▶ _Available records_:

• • • • • • •

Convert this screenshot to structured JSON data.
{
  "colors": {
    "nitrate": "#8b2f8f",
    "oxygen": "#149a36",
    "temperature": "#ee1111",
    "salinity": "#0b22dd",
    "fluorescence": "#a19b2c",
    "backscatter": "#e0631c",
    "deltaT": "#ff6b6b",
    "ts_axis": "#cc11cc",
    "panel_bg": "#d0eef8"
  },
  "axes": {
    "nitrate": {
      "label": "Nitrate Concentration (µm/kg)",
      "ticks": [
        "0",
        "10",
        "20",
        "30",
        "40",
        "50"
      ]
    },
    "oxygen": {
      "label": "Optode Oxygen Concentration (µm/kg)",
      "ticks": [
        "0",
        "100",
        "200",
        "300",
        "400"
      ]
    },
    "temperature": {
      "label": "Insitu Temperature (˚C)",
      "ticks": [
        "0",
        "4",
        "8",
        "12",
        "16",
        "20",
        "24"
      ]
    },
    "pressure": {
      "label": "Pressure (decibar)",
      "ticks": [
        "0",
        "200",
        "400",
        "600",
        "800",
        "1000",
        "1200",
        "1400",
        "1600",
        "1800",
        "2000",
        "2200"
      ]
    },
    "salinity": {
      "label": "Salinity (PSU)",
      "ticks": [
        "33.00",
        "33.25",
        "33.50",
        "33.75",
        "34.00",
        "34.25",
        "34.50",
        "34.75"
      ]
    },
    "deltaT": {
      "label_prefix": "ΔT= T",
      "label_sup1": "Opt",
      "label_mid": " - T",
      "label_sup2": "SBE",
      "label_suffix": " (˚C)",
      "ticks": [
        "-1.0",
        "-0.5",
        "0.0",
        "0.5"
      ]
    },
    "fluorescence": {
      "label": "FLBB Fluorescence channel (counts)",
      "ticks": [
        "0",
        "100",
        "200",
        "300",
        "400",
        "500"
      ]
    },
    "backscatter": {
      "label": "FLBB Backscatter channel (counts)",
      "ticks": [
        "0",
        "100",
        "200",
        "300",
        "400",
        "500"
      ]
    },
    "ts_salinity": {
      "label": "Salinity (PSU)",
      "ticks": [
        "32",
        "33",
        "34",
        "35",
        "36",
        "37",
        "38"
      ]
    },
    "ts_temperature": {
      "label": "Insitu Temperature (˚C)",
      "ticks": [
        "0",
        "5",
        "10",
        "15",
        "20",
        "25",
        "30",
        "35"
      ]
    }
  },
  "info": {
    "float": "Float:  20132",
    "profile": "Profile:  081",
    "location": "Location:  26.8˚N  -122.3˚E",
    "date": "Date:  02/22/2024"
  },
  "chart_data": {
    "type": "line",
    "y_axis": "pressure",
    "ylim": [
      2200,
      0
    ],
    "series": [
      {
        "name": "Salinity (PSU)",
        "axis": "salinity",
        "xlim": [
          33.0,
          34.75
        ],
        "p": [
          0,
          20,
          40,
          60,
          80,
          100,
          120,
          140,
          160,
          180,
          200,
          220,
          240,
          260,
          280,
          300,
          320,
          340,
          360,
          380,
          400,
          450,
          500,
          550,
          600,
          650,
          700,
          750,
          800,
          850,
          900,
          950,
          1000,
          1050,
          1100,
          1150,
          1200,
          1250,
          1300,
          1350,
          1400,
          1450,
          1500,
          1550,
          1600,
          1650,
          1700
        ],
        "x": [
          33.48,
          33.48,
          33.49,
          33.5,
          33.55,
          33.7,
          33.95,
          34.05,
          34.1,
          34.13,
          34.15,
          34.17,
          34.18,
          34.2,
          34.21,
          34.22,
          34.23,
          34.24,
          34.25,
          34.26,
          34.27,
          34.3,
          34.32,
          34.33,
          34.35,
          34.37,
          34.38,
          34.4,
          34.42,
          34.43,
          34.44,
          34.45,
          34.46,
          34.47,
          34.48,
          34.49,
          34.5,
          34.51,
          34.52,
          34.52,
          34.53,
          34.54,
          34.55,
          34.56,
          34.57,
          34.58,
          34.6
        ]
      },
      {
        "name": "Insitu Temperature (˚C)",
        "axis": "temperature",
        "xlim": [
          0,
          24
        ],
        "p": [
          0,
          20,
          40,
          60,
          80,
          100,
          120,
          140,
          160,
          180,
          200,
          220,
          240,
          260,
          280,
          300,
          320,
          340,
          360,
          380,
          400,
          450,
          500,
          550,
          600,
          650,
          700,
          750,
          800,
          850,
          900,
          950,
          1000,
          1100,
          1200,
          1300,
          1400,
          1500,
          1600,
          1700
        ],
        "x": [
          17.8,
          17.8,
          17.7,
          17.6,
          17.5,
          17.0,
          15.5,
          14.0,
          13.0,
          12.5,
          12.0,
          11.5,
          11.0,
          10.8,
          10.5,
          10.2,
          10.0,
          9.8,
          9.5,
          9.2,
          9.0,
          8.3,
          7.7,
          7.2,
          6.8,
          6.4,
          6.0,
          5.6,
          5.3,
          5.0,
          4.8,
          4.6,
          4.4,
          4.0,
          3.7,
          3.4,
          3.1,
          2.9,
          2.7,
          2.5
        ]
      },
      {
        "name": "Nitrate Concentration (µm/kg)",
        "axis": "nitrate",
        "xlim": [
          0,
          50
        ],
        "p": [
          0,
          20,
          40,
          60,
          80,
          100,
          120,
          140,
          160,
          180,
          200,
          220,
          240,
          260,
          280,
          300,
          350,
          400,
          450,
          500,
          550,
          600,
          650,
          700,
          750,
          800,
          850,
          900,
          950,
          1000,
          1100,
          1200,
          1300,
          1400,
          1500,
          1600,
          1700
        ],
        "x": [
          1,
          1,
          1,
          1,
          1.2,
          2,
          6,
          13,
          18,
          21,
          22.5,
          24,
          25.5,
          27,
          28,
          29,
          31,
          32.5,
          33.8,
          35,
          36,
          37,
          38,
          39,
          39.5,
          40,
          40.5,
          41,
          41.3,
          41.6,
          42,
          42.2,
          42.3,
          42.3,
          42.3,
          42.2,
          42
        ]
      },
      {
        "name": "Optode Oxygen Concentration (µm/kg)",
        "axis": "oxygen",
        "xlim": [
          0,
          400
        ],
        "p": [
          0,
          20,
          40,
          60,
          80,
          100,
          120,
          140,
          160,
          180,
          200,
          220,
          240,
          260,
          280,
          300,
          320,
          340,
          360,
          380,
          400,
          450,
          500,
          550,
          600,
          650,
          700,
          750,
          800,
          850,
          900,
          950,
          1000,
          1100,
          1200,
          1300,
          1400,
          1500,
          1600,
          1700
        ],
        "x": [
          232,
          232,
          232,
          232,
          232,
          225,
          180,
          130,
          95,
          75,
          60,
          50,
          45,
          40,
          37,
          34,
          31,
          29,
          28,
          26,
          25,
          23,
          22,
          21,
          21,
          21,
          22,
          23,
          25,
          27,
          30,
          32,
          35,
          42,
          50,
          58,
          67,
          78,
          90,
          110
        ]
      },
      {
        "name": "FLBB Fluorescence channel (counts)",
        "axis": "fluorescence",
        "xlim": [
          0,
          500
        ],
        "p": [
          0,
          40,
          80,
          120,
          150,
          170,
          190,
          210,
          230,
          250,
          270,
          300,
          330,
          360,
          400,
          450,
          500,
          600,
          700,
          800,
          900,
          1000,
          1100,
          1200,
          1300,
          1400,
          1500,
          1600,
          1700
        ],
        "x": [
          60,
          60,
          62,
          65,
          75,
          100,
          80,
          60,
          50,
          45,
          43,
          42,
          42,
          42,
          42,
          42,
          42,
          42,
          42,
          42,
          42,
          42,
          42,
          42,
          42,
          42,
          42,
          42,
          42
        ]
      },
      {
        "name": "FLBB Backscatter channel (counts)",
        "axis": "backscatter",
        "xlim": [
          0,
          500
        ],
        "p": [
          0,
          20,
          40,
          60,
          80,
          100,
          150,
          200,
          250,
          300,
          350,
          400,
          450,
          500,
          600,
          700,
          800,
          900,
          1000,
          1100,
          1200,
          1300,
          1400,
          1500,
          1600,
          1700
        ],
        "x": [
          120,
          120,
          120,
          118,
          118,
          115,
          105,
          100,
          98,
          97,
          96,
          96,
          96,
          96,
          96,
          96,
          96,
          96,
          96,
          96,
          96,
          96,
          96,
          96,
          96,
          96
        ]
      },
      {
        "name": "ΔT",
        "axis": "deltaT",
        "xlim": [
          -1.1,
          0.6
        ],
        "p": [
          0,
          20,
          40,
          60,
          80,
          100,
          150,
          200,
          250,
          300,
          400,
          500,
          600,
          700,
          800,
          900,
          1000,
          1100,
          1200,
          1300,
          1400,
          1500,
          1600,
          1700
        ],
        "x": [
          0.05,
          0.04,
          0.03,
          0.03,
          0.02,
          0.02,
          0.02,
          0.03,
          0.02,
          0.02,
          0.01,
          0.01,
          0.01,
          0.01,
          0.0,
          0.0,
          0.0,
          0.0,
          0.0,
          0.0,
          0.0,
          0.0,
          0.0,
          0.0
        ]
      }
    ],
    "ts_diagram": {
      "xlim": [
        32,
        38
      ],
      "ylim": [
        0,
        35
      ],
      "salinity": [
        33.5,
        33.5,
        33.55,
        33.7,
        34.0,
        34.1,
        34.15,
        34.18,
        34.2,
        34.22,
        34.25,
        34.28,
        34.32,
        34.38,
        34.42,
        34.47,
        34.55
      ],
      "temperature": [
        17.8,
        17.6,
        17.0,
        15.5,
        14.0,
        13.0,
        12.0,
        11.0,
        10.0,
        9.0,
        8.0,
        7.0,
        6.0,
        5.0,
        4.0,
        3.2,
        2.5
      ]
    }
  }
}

• • • • • • •

▶ _Do this_: Tally up the lines of the listing containing the word "FLBB". Give only the total.

▶ _Complete output_: 4